[Dataset excerpts]
* begin *

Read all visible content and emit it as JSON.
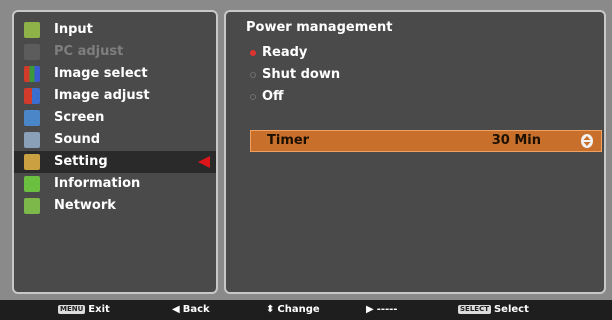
{
  "menu": {
    "items": [
      {
        "label": "Input",
        "icon": "input-icon",
        "icon_color": "#8fb248",
        "state": "normal"
      },
      {
        "label": "PC adjust",
        "icon": "pc-adjust-icon",
        "icon_color": "#5c5c5c",
        "state": "disabled"
      },
      {
        "label": "Image select",
        "icon": "image-select-icon",
        "icon_color": "#d23a2a",
        "state": "normal"
      },
      {
        "label": "Image adjust",
        "icon": "image-adjust-icon",
        "icon_color": "#3a6fd0",
        "state": "normal"
      },
      {
        "label": "Screen",
        "icon": "screen-icon",
        "icon_color": "#4a86c8",
        "state": "normal"
      },
      {
        "label": "Sound",
        "icon": "sound-icon",
        "icon_color": "#8aa0b8",
        "state": "normal"
      },
      {
        "label": "Setting",
        "icon": "setting-icon",
        "icon_color": "#caa040",
        "state": "selected"
      },
      {
        "label": "Information",
        "icon": "information-icon",
        "icon_color": "#6cc040",
        "state": "normal"
      },
      {
        "label": "Network",
        "icon": "network-icon",
        "icon_color": "#7cb84a",
        "state": "normal"
      }
    ]
  },
  "power": {
    "title": "Power management",
    "options": [
      {
        "label": "Ready",
        "selected": true
      },
      {
        "label": "Shut down",
        "selected": false
      },
      {
        "label": "Off",
        "selected": false
      }
    ],
    "timer_label": "Timer",
    "timer_value": "30 Min"
  },
  "help": {
    "exit_key": "MENU",
    "exit_label": "Exit",
    "back_label": "Back",
    "change_label": "Change",
    "next_label": "-----",
    "select_key": "SELECT",
    "select_label": "Select"
  },
  "colors": {
    "panel": "#4a4a4a",
    "highlight": "#c96f2c",
    "selection_arrow": "#e0151a"
  }
}
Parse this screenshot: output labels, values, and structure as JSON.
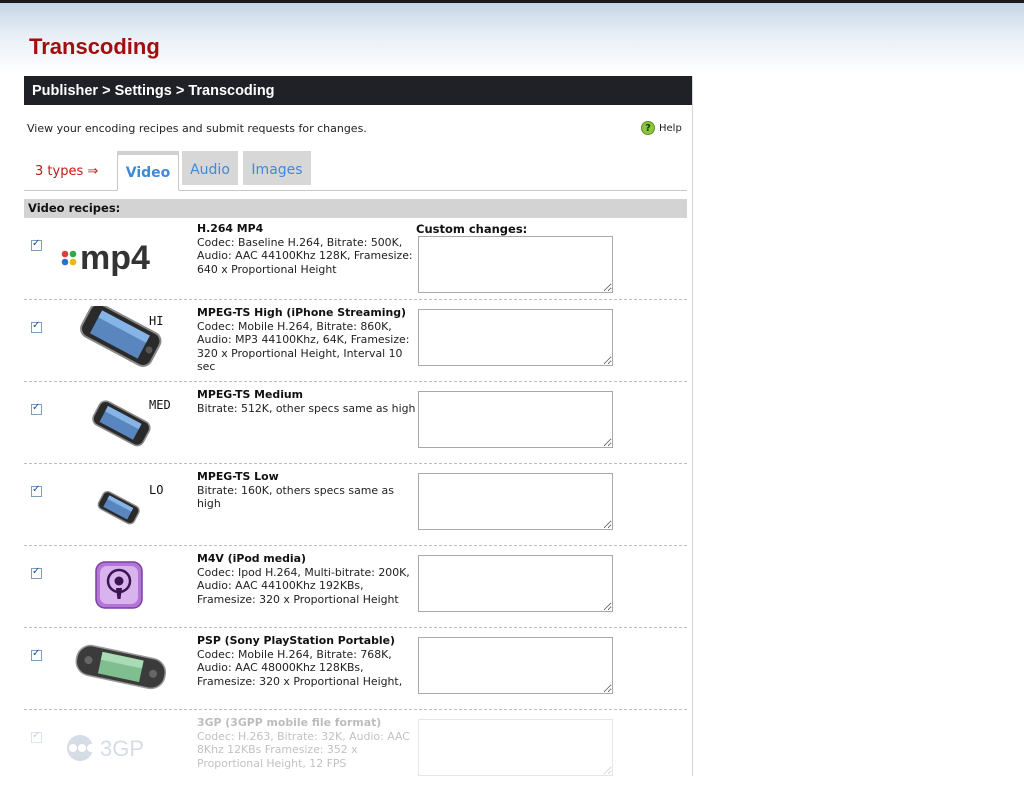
{
  "page": {
    "title": "Transcoding",
    "breadcrumb": "Publisher > Settings > Transcoding",
    "intro": "View your encoding recipes and submit requests for changes.",
    "help_label": "Help"
  },
  "tabs": {
    "types_label": "3 types ⇒",
    "items": [
      {
        "label": "Video",
        "active": true
      },
      {
        "label": "Audio",
        "active": false
      },
      {
        "label": "Images",
        "active": false
      }
    ]
  },
  "section": {
    "header": "Video recipes:",
    "custom_label": "Custom changes:"
  },
  "recipes": [
    {
      "name": "H.264 MP4",
      "spec": "Codec: Baseline H.264, Bitrate: 500K, Audio: AAC 44100Khz 128K, Framesize: 640 x Proportional Height",
      "icon": "mp4-logo",
      "logo_text": "mp4",
      "checked": true,
      "custom": ""
    },
    {
      "name": "MPEG-TS High (iPhone Streaming)",
      "spec": "Codec: Mobile H.264, Bitrate: 860K, Audio: MP3 44100Khz, 64K, Framesize: 320 x Proportional Height, Interval 10 sec",
      "icon": "iphone-large",
      "size_label": "HI",
      "checked": true,
      "custom": ""
    },
    {
      "name": "MPEG-TS Medium",
      "spec": "Bitrate: 512K, other specs same as high",
      "icon": "iphone-medium",
      "size_label": "MED",
      "checked": true,
      "custom": ""
    },
    {
      "name": "MPEG-TS Low",
      "spec": "Bitrate: 160K, others specs same as high",
      "icon": "iphone-small",
      "size_label": "LO",
      "checked": true,
      "custom": ""
    },
    {
      "name": "M4V (iPod media)",
      "spec": "Codec: Ipod H.264, Multi-bitrate: 200K, Audio: AAC 44100Khz 192KBs, Framesize: 320 x Proportional Height",
      "icon": "podcast-icon",
      "checked": true,
      "custom": ""
    },
    {
      "name": "PSP (Sony PlayStation Portable)",
      "spec": "Codec: Mobile H.264, Bitrate: 768K, Audio: AAC 48000Khz 128KBs, Framesize: 320 x Proportional Height,",
      "icon": "psp-icon",
      "checked": true,
      "custom": ""
    },
    {
      "name": "3GP (3GPP mobile file format)",
      "spec": "Codec: H.263, Bitrate: 32K, Audio: AAC 8Khz 12KBs Framesize: 352 x Proportional Height, 12 FPS",
      "icon": "3gp-logo",
      "logo_text": "3GP",
      "checked": true,
      "custom": ""
    }
  ],
  "colors": {
    "title": "#a00e0e",
    "breadcrumb_bg": "#1f2126",
    "tab_text": "#3f89d8",
    "types_text": "#c01818"
  }
}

* end *

Print each of the records above exactly as written, leaving no picture in the copy.

Read all visible content and emit it as JSON.
{
  "menu": {
    "items": [
      {
        "label": "Input",
        "icon": "input-icon",
        "icon_color": "#8fb248",
        "state": "normal"
      },
      {
        "label": "PC adjust",
        "icon": "pc-adjust-icon",
        "icon_color": "#5c5c5c",
        "state": "disabled"
      },
      {
        "label": "Image select",
        "icon": "image-select-icon",
        "icon_color": "#d23a2a",
        "state": "normal"
      },
      {
        "label": "Image adjust",
        "icon": "image-adjust-icon",
        "icon_color": "#3a6fd0",
        "state": "normal"
      },
      {
        "label": "Screen",
        "icon": "screen-icon",
        "icon_color": "#4a86c8",
        "state": "normal"
      },
      {
        "label": "Sound",
        "icon": "sound-icon",
        "icon_color": "#8aa0b8",
        "state": "normal"
      },
      {
        "label": "Setting",
        "icon": "setting-icon",
        "icon_color": "#caa040",
        "state": "selected"
      },
      {
        "label": "Information",
        "icon": "information-icon",
        "icon_color": "#6cc040",
        "state": "normal"
      },
      {
        "label": "Network",
        "icon": "network-icon",
        "icon_color": "#7cb84a",
        "state": "normal"
      }
    ]
  },
  "power": {
    "title": "Power management",
    "options": [
      {
        "label": "Ready",
        "selected": true
      },
      {
        "label": "Shut down",
        "selected": false
      },
      {
        "label": "Off",
        "selected": false
      }
    ],
    "timer_label": "Timer",
    "timer_value": "30 Min"
  },
  "help": {
    "exit_key": "MENU",
    "exit_label": "Exit",
    "back_label": "Back",
    "change_label": "Change",
    "next_label": "-----",
    "select_key": "SELECT",
    "select_label": "Select"
  },
  "colors": {
    "panel": "#4a4a4a",
    "highlight": "#c96f2c",
    "selection_arrow": "#e0151a"
  }
}
Parse this screenshot: output labels, values, and structure as JSON.
{
  "page": {
    "title": "Transcoding",
    "breadcrumb": "Publisher > Settings > Transcoding",
    "intro": "View your encoding recipes and submit requests for changes.",
    "help_label": "Help"
  },
  "tabs": {
    "types_label": "3 types ⇒",
    "items": [
      {
        "label": "Video",
        "active": true
      },
      {
        "label": "Audio",
        "active": false
      },
      {
        "label": "Images",
        "active": false
      }
    ]
  },
  "section": {
    "header": "Video recipes:",
    "custom_label": "Custom changes:"
  },
  "recipes": [
    {
      "name": "H.264 MP4",
      "spec": "Codec: Baseline H.264, Bitrate: 500K, Audio: AAC 44100Khz 128K, Framesize: 640 x Proportional Height",
      "icon": "mp4-logo",
      "logo_text": "mp4",
      "checked": true,
      "custom": ""
    },
    {
      "name": "MPEG-TS High (iPhone Streaming)",
      "spec": "Codec: Mobile H.264, Bitrate: 860K, Audio: MP3 44100Khz, 64K, Framesize: 320 x Proportional Height, Interval 10 sec",
      "icon": "iphone-large",
      "size_label": "HI",
      "checked": true,
      "custom": ""
    },
    {
      "name": "MPEG-TS Medium",
      "spec": "Bitrate: 512K, other specs same as high",
      "icon": "iphone-medium",
      "size_label": "MED",
      "checked": true,
      "custom": ""
    },
    {
      "name": "MPEG-TS Low",
      "spec": "Bitrate: 160K, others specs same as high",
      "icon": "iphone-small",
      "size_label": "LO",
      "checked": true,
      "custom": ""
    },
    {
      "name": "M4V (iPod media)",
      "spec": "Codec: Ipod H.264, Multi-bitrate: 200K, Audio: AAC 44100Khz 192KBs, Framesize: 320 x Proportional Height",
      "icon": "podcast-icon",
      "checked": true,
      "custom": ""
    },
    {
      "name": "PSP (Sony PlayStation Portable)",
      "spec": "Codec: Mobile H.264, Bitrate: 768K, Audio: AAC 48000Khz 128KBs, Framesize: 320 x Proportional Height,",
      "icon": "psp-icon",
      "checked": true,
      "custom": ""
    },
    {
      "name": "3GP (3GPP mobile file format)",
      "spec": "Codec: H.263, Bitrate: 32K, Audio: AAC 8Khz 12KBs Framesize: 352 x Proportional Height, 12 FPS",
      "icon": "3gp-logo",
      "logo_text": "3GP",
      "checked": true,
      "custom": ""
    }
  ],
  "colors": {
    "title": "#a00e0e",
    "breadcrumb_bg": "#1f2126",
    "tab_text": "#3f89d8",
    "types_text": "#c01818"
  }
}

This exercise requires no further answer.